• [Data excerpts]:
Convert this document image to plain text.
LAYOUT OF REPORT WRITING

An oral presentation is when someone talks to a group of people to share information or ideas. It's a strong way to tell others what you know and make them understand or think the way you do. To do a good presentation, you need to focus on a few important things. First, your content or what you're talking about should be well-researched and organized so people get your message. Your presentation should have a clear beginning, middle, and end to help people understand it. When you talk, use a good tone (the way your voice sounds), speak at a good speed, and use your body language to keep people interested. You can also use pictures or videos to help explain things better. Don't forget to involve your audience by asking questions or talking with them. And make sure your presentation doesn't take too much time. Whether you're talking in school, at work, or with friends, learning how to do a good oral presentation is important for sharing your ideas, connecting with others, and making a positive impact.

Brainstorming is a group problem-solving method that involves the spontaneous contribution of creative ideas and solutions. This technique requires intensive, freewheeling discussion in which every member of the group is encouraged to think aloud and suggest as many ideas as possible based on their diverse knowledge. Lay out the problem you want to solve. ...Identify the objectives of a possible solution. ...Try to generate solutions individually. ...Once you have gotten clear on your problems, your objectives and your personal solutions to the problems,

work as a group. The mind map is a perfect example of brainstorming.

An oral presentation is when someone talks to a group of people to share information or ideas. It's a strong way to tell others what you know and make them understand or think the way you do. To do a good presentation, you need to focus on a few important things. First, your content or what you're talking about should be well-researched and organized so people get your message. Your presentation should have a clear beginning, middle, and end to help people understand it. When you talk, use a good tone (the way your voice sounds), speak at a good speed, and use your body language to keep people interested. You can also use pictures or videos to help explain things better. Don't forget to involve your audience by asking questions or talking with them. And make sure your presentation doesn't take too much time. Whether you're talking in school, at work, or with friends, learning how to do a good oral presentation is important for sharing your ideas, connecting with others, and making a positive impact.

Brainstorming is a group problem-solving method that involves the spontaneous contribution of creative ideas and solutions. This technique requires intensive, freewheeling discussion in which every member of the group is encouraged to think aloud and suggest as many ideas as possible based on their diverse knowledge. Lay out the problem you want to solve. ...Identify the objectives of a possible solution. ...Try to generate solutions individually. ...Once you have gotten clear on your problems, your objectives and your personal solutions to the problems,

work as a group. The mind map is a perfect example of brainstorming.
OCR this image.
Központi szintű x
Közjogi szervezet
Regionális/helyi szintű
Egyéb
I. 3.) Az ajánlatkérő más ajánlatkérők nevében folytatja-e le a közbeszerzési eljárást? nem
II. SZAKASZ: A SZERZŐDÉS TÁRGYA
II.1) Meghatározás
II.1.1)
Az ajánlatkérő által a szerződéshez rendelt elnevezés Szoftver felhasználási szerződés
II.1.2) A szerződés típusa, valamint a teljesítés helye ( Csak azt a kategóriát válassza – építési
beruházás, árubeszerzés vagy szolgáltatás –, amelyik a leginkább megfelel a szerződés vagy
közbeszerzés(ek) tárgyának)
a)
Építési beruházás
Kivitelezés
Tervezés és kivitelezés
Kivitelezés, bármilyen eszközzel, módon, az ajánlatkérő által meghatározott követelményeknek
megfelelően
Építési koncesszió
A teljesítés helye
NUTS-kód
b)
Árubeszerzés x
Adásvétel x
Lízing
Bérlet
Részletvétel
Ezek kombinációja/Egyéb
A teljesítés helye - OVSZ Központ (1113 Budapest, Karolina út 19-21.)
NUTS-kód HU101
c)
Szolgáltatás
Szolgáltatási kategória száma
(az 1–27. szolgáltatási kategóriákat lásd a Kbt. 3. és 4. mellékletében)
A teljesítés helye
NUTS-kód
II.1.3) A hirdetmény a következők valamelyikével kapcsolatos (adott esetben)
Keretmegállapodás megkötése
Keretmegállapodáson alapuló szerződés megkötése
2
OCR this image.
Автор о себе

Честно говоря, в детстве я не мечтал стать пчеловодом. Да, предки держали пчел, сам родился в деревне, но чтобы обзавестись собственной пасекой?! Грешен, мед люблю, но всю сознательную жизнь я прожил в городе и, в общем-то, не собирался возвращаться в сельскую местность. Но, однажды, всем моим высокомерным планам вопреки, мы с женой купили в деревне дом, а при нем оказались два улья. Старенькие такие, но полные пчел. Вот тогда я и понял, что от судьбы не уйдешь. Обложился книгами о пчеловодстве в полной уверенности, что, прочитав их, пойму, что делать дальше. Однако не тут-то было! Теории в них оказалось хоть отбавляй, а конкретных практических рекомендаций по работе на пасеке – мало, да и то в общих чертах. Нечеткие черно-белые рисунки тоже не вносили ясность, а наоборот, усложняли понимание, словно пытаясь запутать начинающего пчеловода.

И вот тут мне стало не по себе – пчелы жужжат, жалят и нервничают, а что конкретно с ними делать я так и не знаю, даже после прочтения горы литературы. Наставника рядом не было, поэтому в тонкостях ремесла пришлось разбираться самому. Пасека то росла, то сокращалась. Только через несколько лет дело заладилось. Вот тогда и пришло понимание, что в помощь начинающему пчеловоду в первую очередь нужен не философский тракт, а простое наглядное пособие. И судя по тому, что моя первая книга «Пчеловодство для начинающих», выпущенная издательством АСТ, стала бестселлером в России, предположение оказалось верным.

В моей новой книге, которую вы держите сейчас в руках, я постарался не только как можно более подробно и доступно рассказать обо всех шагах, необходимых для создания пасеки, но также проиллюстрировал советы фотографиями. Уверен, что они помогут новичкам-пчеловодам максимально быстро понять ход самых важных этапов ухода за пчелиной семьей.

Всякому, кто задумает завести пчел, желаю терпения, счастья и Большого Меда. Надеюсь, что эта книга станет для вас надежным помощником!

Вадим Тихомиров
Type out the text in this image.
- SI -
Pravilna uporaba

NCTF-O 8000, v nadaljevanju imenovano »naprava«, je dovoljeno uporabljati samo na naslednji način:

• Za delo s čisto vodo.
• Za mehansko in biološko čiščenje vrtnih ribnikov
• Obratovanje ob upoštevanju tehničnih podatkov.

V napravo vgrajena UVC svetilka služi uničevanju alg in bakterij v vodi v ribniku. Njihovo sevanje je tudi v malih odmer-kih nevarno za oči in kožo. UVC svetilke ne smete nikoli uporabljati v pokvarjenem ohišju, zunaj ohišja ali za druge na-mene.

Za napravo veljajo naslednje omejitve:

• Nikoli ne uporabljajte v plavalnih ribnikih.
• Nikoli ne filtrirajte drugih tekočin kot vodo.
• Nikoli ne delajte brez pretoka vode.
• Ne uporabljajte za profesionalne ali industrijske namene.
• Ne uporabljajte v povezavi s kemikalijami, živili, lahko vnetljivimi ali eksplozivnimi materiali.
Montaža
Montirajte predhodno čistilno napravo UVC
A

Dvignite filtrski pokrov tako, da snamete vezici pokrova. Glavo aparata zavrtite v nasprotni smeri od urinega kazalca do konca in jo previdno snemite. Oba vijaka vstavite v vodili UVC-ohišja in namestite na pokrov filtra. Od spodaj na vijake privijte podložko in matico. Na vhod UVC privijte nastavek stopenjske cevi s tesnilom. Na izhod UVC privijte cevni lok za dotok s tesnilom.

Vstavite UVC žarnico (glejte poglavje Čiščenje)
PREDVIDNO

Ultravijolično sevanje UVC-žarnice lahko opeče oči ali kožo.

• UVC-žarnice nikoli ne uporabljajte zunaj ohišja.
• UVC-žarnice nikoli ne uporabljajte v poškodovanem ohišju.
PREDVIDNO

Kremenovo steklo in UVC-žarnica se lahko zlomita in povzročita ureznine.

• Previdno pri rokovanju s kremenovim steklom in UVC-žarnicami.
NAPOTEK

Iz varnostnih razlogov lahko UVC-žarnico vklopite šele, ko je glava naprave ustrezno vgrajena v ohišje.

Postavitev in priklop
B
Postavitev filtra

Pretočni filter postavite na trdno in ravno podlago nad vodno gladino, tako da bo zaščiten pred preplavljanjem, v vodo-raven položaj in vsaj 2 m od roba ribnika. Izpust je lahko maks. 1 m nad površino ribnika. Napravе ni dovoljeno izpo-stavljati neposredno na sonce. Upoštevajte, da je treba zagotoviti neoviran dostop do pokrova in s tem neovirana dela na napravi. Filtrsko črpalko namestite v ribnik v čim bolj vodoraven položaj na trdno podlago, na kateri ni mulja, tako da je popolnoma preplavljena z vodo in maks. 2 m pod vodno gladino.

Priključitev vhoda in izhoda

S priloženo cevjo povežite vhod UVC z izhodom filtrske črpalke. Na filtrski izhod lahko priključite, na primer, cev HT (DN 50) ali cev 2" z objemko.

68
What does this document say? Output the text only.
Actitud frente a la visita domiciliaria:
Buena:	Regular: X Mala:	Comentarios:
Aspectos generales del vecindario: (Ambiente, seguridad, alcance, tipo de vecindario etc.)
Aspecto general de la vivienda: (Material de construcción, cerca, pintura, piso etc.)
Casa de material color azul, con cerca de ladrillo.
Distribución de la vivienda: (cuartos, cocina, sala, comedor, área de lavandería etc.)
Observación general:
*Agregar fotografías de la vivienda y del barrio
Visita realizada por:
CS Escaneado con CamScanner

• [Instructions to follow]:
Filter the listing for the word "uporabljajte" and copy every line that holds it.

• [Solution for this problem]:
• Nikoli ne uporabljajte v plavalnih ribnikih.
• Ne uporabljajte za profesionalne ali industrijske namene.
• Ne uporabljajte v povezavi s kemikalijami, živili, lahko vnetljivimi ali eksplozivnimi materiali.
• UVC-žarnice nikoli ne uporabljajte zunaj ohišja.
• UVC-žarnice nikoli ne uporabljajte v poškodovanem ohišju.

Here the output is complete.